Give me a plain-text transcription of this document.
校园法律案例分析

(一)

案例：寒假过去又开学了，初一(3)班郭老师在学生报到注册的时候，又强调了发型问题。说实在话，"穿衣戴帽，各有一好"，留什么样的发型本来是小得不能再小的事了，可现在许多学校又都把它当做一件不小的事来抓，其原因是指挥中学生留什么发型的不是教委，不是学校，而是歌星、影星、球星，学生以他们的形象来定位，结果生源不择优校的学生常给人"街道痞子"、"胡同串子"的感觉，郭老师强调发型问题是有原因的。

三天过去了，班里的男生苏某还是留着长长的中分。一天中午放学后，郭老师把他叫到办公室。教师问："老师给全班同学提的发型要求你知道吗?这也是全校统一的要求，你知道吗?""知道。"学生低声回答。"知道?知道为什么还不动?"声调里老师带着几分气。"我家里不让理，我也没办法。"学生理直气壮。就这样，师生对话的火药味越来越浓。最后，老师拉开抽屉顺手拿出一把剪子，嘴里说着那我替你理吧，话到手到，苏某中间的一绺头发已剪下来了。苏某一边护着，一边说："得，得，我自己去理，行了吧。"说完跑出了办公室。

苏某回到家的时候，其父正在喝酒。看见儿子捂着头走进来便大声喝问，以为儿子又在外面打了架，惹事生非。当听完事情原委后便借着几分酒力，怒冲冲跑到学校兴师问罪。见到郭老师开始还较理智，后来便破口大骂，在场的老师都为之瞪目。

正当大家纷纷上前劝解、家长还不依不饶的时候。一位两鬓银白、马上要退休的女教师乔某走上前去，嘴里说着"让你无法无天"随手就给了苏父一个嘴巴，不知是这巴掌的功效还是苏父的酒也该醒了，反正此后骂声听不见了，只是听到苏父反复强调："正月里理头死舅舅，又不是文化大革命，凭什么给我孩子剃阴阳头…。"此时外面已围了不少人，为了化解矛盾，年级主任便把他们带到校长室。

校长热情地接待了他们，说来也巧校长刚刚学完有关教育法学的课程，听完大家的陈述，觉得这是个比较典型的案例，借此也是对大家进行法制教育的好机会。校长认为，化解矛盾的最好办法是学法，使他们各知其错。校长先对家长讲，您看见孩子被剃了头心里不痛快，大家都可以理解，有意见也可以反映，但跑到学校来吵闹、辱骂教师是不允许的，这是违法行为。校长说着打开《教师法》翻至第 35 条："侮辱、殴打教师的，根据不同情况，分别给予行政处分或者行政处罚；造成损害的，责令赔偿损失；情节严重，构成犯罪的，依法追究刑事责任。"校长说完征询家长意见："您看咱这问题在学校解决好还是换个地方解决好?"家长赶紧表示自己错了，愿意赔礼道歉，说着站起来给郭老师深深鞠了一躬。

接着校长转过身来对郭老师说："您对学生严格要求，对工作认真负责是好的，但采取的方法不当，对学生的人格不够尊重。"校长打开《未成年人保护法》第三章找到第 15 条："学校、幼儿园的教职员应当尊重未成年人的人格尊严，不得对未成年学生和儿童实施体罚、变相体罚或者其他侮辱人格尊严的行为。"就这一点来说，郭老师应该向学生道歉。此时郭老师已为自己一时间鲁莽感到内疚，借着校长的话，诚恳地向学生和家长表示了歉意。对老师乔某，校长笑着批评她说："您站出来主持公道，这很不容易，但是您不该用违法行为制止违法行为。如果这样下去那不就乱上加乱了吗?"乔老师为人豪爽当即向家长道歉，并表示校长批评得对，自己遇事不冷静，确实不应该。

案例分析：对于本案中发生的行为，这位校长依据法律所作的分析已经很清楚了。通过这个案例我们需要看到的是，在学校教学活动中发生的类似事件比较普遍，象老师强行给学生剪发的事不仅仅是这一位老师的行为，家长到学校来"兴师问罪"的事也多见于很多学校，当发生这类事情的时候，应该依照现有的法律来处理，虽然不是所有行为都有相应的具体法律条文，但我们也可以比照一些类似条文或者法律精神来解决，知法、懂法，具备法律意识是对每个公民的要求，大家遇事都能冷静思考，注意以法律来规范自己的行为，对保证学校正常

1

***

Output the lines above verbatim and in full.

- **Correct answer**
Give me a plain-text transcription of this document.
校园法律案例分析

(一)

案例：寒假过去又开学了，初一(3)班郭老师在学生报到注册的时候，又强调了发型问题。说实在话，"穿衣戴帽，各有一好"，留什么样的发型本来是小得不能再小的事了，可现在许多学校又都把它当做一件不小的事来抓，其原因是指挥中学生留什么发型的不是教委，不是学校，而是歌星、影星、球星，学生以他们的形象来定位，结果生源不择优校的学生常给人"街道痞子"、"胡同串子"的感觉，郭老师强调发型问题是有原因的。

三天过去了，班里的男生苏某还是留着长长的中分。一天中午放学后，郭老师把他叫到办公室。教师问："老师给全班同学提的发型要求你知道吗?这也是全校统一的要求，你知道吗?""知道。"学生低声回答。"知道?知道为什么还不动?"声调里老师带着几分气。"我家里不让理，我也没办法。"学生理直气壮。就这样，师生对话的火药味越来越浓。最后，老师拉开抽屉顺手拿出一把剪子，嘴里说着那我替你理吧，话到手到，苏某中间的一绺头发已剪下来了。苏某一边护着，一边说："得，得，我自己去理，行了吧。"说完跑出了办公室。

苏某回到家的时候，其父正在喝酒。看见儿子捂着头走进来便大声喝问，以为儿子又在外面打了架，惹事生非。当听完事情原委后便借着几分酒力，怒冲冲跑到学校兴师问罪。见到郭老师开始还较理智，后来便破口大骂，在场的老师都为之瞪目。

正当大家纷纷上前劝解、家长还不依不饶的时候。一位两鬓银白、马上要退休的女教师乔某走上前去，嘴里说着"让你无法无天"随手就给了苏父一个嘴巴，不知是这巴掌的功效还是苏父的酒也该醒了，反正此后骂声听不见了，只是听到苏父反复强调："正月里理头死舅舅，又不是文化大革命，凭什么给我孩子剃阴阳头…。"此时外面已围了不少人，为了化解矛盾，年级主任便把他们带到校长室。

校长热情地接待了他们，说来也巧校长刚刚学完有关教育法学的课程，听完大家的陈述，觉得这是个比较典型的案例，借此也是对大家进行法制教育的好机会。校长认为，化解矛盾的最好办法是学法，使他们各知其错。校长先对家长讲，您看见孩子被剃了头心里不痛快，大家都可以理解，有意见也可以反映，但跑到学校来吵闹、辱骂教师是不允许的，这是违法行为。校长说着打开《教师法》翻至第 35 条："侮辱、殴打教师的，根据不同情况，分别给予行政处分或者行政处罚；造成损害的，责令赔偿损失；情节严重，构成犯罪的，依法追究刑事责任。"校长说完征询家长意见："您看咱这问题在学校解决好还是换个地方解决好?"家长赶紧表示自己错了，愿意赔礼道歉，说着站起来给郭老师深深鞠了一躬。

接着校长转过身来对郭老师说："您对学生严格要求，对工作认真负责是好的，但采取的方法不当，对学生的人格不够尊重。"校长打开《未成年人保护法》第三章找到第 15 条："学校、幼儿园的教职员应当尊重未成年人的人格尊严，不得对未成年学生和儿童实施体罚、变相体罚或者其他侮辱人格尊严的行为。"就这一点来说，郭老师应该向学生道歉。此时郭老师已为自己一时间鲁莽感到内疚，借着校长的话，诚恳地向学生和家长表示了歉意。对老师乔某，校长笑着批评她说："您站出来主持公道，这很不容易，但是您不该用违法行为制止违法行为。如果这样下去那不就乱上加乱了吗?"乔老师为人豪爽当即向家长道歉，并表示校长批评得对，自己遇事不冷静，确实不应该。

案例分析：对于本案中发生的行为，这位校长依据法律所作的分析已经很清楚了。通过这个案例我们需要看到的是，在学校教学活动中发生的类似事件比较普遍，象老师强行给学生剪发的事不仅仅是这一位老师的行为，家长到学校来"兴师问罪"的事也多见于很多学校，当发生这类事情的时候，应该依照现有的法律来处理，虽然不是所有行为都有相应的具体法律条文，但我们也可以比照一些类似条文或者法律精神来解决，知法、懂法，具备法律意识是对每个公民的要求，大家遇事都能冷静思考，注意以法律来规范自己的行为，对保证学校正常

1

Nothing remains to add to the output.